--- start EXERCISE INPUTS ---

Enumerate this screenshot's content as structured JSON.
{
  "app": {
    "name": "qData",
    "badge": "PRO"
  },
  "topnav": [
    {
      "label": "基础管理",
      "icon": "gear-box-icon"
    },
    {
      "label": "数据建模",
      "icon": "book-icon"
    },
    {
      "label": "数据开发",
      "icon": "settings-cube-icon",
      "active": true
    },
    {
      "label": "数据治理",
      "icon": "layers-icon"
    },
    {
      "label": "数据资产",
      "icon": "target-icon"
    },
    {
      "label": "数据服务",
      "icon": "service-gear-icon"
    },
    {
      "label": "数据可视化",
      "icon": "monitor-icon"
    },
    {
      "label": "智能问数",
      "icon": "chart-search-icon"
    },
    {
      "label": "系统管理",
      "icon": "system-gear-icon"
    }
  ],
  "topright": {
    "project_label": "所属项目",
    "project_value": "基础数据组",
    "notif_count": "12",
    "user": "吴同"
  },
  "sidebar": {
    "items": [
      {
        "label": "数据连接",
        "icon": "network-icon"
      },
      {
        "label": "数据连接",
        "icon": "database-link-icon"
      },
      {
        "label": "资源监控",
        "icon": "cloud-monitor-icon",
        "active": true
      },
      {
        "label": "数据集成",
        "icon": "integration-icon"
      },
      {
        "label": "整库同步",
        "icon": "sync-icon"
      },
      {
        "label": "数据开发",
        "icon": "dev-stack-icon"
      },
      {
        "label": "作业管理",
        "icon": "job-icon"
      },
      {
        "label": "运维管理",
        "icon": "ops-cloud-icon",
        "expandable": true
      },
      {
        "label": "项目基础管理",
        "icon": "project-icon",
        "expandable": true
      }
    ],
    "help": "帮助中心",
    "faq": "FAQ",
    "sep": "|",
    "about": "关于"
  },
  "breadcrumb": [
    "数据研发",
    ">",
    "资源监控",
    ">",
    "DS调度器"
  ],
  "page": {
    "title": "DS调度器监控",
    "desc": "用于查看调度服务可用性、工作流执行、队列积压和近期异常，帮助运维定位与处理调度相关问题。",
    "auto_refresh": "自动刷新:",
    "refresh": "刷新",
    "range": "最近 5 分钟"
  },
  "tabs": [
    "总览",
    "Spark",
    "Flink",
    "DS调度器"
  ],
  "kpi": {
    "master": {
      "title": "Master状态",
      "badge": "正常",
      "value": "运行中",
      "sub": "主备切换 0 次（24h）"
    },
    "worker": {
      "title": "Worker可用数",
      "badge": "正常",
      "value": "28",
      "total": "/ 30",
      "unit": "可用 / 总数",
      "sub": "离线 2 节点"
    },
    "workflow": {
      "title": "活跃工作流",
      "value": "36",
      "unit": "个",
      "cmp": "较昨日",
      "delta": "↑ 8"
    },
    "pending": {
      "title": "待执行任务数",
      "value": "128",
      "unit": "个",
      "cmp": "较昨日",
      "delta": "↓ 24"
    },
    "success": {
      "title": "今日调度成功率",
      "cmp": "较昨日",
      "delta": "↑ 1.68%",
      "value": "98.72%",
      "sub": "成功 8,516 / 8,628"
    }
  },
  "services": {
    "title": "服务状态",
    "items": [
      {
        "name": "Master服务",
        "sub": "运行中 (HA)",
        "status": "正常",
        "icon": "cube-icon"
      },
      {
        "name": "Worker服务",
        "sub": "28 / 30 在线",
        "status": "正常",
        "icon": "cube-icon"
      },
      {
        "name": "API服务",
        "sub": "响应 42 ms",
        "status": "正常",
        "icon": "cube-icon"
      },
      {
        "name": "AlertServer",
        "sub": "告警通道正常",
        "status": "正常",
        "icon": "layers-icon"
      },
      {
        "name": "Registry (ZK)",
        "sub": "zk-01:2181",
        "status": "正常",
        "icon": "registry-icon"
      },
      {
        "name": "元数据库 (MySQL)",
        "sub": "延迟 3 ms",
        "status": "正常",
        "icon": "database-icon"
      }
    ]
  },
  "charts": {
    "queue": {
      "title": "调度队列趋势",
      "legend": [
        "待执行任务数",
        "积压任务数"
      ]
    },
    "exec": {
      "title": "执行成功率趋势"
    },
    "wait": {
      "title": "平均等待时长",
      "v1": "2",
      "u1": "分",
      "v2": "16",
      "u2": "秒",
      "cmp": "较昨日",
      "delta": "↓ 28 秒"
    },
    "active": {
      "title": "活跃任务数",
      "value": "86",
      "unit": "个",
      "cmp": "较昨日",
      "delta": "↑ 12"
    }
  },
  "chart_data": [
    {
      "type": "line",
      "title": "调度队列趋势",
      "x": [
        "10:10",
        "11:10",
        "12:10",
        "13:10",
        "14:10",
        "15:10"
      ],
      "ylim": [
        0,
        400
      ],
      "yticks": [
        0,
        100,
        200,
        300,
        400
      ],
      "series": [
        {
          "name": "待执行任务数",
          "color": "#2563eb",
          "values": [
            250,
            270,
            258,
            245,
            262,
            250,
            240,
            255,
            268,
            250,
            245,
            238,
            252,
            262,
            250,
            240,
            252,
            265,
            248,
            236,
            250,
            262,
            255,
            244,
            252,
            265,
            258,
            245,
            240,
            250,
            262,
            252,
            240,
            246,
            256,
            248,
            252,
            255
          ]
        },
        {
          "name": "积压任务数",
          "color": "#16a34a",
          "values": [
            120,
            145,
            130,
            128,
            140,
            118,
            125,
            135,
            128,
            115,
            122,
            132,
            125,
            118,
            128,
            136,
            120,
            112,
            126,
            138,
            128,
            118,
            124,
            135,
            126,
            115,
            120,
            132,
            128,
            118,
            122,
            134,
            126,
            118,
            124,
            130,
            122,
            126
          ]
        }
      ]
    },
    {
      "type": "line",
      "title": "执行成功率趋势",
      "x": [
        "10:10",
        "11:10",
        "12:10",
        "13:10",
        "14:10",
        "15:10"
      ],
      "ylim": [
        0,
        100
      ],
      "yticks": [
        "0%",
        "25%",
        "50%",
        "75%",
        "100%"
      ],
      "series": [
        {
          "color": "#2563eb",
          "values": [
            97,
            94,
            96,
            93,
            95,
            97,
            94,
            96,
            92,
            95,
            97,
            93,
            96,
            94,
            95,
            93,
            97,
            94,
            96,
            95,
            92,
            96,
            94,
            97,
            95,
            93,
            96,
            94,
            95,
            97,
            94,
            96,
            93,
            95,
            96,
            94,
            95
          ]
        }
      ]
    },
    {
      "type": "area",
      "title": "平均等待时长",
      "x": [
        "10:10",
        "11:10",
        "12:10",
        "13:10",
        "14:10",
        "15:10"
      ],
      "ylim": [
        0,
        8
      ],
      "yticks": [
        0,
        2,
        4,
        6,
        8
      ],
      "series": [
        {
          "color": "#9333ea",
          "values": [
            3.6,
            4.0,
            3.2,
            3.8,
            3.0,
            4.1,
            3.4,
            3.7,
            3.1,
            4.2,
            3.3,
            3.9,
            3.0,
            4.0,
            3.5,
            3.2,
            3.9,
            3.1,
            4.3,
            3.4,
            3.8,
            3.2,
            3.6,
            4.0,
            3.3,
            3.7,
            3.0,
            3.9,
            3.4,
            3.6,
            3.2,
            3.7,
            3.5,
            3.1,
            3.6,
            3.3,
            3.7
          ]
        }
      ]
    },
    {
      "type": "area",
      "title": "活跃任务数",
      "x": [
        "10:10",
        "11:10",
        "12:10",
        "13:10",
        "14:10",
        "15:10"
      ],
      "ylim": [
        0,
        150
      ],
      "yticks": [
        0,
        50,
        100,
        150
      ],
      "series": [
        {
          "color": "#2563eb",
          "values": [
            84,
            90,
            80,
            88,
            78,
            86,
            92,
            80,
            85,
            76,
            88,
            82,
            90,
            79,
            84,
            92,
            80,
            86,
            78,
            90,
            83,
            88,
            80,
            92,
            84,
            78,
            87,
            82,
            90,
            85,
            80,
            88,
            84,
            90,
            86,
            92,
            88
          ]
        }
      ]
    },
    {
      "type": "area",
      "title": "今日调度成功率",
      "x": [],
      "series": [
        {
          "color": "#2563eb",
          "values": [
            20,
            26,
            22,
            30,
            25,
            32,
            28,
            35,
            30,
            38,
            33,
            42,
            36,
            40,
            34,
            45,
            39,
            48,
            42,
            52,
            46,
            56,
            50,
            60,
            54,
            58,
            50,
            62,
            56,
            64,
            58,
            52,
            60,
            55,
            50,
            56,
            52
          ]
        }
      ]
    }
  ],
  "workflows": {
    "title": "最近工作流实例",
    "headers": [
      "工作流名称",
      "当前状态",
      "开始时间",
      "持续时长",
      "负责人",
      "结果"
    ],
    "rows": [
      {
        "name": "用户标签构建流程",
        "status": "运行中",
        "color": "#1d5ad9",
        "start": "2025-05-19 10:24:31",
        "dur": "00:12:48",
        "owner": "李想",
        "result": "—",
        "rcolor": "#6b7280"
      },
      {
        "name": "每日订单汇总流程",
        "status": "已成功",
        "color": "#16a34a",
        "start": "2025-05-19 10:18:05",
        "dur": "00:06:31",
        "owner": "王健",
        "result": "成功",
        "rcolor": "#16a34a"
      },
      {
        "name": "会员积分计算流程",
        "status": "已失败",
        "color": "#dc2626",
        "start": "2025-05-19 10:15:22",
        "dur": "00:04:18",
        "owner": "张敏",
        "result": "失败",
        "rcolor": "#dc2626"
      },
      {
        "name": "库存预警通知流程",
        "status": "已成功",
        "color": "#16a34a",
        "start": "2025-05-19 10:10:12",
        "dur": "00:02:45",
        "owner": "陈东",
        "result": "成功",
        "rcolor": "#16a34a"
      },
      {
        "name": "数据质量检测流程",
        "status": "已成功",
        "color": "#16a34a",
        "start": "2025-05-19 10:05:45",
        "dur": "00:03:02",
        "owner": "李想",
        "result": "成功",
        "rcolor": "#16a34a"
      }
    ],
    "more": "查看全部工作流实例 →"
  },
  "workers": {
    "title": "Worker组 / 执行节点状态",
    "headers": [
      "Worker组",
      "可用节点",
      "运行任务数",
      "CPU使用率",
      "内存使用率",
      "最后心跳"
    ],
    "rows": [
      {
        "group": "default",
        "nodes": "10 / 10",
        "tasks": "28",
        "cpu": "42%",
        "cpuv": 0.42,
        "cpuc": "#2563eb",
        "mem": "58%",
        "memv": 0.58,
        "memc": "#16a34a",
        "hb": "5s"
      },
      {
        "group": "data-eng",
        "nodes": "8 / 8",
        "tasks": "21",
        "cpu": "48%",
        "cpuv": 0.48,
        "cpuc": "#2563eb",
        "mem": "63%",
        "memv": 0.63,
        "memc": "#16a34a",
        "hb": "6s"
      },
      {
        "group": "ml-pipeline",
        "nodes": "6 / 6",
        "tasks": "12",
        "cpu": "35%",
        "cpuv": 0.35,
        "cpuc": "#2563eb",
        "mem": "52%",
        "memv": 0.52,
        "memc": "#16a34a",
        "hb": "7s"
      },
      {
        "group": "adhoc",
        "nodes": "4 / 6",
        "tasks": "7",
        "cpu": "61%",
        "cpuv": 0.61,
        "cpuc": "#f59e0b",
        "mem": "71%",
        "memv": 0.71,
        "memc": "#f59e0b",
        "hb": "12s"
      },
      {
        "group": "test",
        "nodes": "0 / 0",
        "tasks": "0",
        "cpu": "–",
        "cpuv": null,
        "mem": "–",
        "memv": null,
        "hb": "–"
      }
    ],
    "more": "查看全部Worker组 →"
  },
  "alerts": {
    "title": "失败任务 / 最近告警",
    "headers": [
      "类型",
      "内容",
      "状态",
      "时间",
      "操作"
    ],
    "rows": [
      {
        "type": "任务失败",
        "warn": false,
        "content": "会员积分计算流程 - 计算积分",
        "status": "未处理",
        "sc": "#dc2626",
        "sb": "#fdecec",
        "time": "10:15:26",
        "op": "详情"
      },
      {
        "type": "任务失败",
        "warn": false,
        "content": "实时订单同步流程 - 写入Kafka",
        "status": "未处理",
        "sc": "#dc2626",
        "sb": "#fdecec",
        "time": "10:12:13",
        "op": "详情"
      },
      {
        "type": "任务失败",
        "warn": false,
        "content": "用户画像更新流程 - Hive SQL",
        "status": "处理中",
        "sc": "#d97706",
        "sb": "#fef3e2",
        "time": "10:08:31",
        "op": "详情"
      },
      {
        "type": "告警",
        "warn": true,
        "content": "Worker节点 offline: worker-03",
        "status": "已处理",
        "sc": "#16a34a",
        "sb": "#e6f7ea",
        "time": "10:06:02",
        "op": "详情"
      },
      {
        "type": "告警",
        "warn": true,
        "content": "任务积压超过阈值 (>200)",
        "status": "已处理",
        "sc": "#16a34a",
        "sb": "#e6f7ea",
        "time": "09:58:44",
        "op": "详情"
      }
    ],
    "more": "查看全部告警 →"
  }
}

--- end EXERCISE INPUTS ---

#### STATED GOAL
In the lines above, find each one with "会员积分计算流程" and list it.

#### EXERCISE RESPONSE
        "name": "会员积分计算流程",
        "content": "会员积分计算流程 - 计算积分",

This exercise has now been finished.